OBJECTIVE
Take each line containing the word "does" and copy it.

··· INPUT FOR THIS TASK ···

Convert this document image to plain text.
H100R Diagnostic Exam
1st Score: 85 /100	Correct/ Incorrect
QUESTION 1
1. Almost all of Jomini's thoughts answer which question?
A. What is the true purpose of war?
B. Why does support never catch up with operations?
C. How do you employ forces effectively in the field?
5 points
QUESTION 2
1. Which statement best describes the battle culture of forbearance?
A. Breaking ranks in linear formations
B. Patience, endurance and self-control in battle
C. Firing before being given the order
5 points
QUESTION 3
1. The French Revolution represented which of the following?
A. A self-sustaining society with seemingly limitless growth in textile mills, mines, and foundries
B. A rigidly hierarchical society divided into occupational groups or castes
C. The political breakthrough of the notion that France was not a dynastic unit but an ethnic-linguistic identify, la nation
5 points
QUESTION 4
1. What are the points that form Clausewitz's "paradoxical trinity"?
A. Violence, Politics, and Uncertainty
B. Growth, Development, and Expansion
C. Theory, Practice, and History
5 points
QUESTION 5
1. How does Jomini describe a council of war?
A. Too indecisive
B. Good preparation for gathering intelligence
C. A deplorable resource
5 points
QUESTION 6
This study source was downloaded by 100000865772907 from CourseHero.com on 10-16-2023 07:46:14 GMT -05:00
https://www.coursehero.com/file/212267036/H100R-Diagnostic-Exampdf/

···

SOLUTION FOR THIS EXERCISE
B. Why does support never catch up with operations?
1. How does Jomini describe a council of war?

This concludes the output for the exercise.